CHALLENGE: Present the following data again exactly as it is shown.

THE INPUT:

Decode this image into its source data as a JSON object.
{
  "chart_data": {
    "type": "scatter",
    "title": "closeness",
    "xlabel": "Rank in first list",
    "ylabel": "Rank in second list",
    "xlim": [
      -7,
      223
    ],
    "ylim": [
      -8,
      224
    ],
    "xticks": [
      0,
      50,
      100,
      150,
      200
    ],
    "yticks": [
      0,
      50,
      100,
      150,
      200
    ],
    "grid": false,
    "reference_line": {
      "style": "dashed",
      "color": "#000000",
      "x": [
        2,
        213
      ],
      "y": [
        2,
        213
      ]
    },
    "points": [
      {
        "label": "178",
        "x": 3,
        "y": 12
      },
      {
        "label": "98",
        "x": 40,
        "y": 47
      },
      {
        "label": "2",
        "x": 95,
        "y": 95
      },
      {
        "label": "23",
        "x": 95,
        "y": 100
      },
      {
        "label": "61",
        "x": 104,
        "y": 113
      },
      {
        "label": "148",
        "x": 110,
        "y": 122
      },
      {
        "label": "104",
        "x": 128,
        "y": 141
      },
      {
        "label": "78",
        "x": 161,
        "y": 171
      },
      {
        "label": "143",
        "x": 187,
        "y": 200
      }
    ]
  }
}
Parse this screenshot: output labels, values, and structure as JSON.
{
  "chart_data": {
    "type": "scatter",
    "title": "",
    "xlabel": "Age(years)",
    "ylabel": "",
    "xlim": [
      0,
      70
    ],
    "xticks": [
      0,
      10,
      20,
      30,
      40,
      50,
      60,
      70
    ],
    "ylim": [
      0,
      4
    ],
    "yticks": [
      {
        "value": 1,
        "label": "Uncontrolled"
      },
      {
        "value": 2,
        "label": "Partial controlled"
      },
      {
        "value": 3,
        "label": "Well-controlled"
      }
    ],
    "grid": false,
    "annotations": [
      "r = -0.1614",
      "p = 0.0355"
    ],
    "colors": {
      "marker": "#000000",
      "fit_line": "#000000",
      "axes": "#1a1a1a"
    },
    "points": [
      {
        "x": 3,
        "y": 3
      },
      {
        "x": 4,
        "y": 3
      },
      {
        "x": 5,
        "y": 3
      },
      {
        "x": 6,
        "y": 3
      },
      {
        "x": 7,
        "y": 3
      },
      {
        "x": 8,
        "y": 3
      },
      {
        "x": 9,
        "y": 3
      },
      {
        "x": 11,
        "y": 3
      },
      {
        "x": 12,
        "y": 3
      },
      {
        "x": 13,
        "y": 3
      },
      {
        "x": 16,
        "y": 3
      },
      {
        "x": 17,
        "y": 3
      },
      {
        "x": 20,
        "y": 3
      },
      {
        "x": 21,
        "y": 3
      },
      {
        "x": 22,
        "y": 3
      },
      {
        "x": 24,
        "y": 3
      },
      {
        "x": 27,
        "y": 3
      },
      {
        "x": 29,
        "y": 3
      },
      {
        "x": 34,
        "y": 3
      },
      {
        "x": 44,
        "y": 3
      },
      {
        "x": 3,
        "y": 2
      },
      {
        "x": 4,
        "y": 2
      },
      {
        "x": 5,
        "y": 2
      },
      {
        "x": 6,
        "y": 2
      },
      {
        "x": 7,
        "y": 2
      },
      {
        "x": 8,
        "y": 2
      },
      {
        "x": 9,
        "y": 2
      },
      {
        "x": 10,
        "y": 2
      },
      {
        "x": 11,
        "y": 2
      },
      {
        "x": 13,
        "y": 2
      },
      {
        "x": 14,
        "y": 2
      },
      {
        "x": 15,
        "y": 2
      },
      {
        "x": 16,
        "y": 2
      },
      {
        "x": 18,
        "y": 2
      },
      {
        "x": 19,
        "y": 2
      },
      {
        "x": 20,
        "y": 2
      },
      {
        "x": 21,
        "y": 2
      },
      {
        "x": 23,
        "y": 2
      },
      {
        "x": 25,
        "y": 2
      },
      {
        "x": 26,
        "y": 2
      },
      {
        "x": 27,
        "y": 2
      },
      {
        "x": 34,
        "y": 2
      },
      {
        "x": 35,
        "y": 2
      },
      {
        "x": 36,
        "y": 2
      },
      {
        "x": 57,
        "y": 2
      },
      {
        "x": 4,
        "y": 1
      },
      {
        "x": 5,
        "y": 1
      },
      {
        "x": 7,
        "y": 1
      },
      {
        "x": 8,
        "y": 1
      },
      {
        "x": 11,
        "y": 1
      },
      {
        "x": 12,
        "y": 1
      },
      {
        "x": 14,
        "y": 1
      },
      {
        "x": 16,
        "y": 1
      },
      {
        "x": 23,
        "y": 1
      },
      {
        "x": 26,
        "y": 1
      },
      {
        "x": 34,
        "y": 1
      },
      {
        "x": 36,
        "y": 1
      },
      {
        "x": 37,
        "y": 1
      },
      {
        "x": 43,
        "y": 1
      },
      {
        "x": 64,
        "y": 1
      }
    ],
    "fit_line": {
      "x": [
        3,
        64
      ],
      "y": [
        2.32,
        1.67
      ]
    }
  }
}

RESULT BELOW:
Decode this image into its source data as a JSON object.
{
  "chart_data": {
    "type": "scatter",
    "title": "closeness",
    "xlabel": "Rank in first list",
    "ylabel": "Rank in second list",
    "xlim": [
      -7,
      223
    ],
    "ylim": [
      -8,
      224
    ],
    "xticks": [
      0,
      50,
      100,
      150,
      200
    ],
    "yticks": [
      0,
      50,
      100,
      150,
      200
    ],
    "grid": false,
    "reference_line": {
      "style": "dashed",
      "color": "#000000",
      "x": [
        2,
        213
      ],
      "y": [
        2,
        213
      ]
    },
    "points": [
      {
        "label": "178",
        "x": 3,
        "y": 12
      },
      {
        "label": "98",
        "x": 40,
        "y": 47
      },
      {
        "label": "2",
        "x": 95,
        "y": 95
      },
      {
        "label": "23",
        "x": 95,
        "y": 100
      },
      {
        "label": "61",
        "x": 104,
        "y": 113
      },
      {
        "label": "148",
        "x": 110,
        "y": 122
      },
      {
        "label": "104",
        "x": 128,
        "y": 141
      },
      {
        "label": "78",
        "x": 161,
        "y": 171
      },
      {
        "label": "143",
        "x": 187,
        "y": 200
      }
    ]
  }
}
Parse this screenshot: output labels, values, and structure as JSON.
{
  "chart_data": {
    "type": "scatter",
    "title": "",
    "xlabel": "Age(years)",
    "ylabel": "",
    "xlim": [
      0,
      70
    ],
    "xticks": [
      0,
      10,
      20,
      30,
      40,
      50,
      60,
      70
    ],
    "ylim": [
      0,
      4
    ],
    "yticks": [
      {
        "value": 1,
        "label": "Uncontrolled"
      },
      {
        "value": 2,
        "label": "Partial controlled"
      },
      {
        "value": 3,
        "label": "Well-controlled"
      }
    ],
    "grid": false,
    "annotations": [
      "r = -0.1614",
      "p = 0.0355"
    ],
    "colors": {
      "marker": "#000000",
      "fit_line": "#000000",
      "axes": "#1a1a1a"
    },
    "points": [
      {
        "x": 3,
        "y": 3
      },
      {
        "x": 4,
        "y": 3
      },
      {
        "x": 5,
        "y": 3
      },
      {
        "x": 6,
        "y": 3
      },
      {
        "x": 7,
        "y": 3
      },
      {
        "x": 8,
        "y": 3
      },
      {
        "x": 9,
        "y": 3
      },
      {
        "x": 11,
        "y": 3
      },
      {
        "x": 12,
        "y": 3
      },
      {
        "x": 13,
        "y": 3
      },
      {
        "x": 16,
        "y": 3
      },
      {
        "x": 17,
        "y": 3
      },
      {
        "x": 20,
        "y": 3
      },
      {
        "x": 21,
        "y": 3
      },
      {
        "x": 22,
        "y": 3
      },
      {
        "x": 24,
        "y": 3
      },
      {
        "x": 27,
        "y": 3
      },
      {
        "x": 29,
        "y": 3
      },
      {
        "x": 34,
        "y": 3
      },
      {
        "x": 44,
        "y": 3
      },
      {
        "x": 3,
        "y": 2
      },
      {
        "x": 4,
        "y": 2
      },
      {
        "x": 5,
        "y": 2
      },
      {
        "x": 6,
        "y": 2
      },
      {
        "x": 7,
        "y": 2
      },
      {
        "x": 8,
        "y": 2
      },
      {
        "x": 9,
        "y": 2
      },
      {
        "x": 10,
        "y": 2
      },
      {
        "x": 11,
        "y": 2
      },
      {
        "x": 13,
        "y": 2
      },
      {
        "x": 14,
        "y": 2
      },
      {
        "x": 15,
        "y": 2
      },
      {
        "x": 16,
        "y": 2
      },
      {
        "x": 18,
        "y": 2
      },
      {
        "x": 19,
        "y": 2
      },
      {
        "x": 20,
        "y": 2
      },
      {
        "x": 21,
        "y": 2
      },
      {
        "x": 23,
        "y": 2
      },
      {
        "x": 25,
        "y": 2
      },
      {
        "x": 26,
        "y": 2
      },
      {
        "x": 27,
        "y": 2
      },
      {
        "x": 34,
        "y": 2
      },
      {
        "x": 35,
        "y": 2
      },
      {
        "x": 36,
        "y": 2
      },
      {
        "x": 57,
        "y": 2
      },
      {
        "x": 4,
        "y": 1
      },
      {
        "x": 5,
        "y": 1
      },
      {
        "x": 7,
        "y": 1
      },
      {
        "x": 8,
        "y": 1
      },
      {
        "x": 11,
        "y": 1
      },
      {
        "x": 12,
        "y": 1
      },
      {
        "x": 14,
        "y": 1
      },
      {
        "x": 16,
        "y": 1
      },
      {
        "x": 23,
        "y": 1
      },
      {
        "x": 26,
        "y": 1
      },
      {
        "x": 34,
        "y": 1
      },
      {
        "x": 36,
        "y": 1
      },
      {
        "x": 37,
        "y": 1
      },
      {
        "x": 43,
        "y": 1
      },
      {
        "x": 64,
        "y": 1
      }
    ],
    "fit_line": {
      "x": [
        3,
        64
      ],
      "y": [
        2.32,
        1.67
      ]
    }
  }
}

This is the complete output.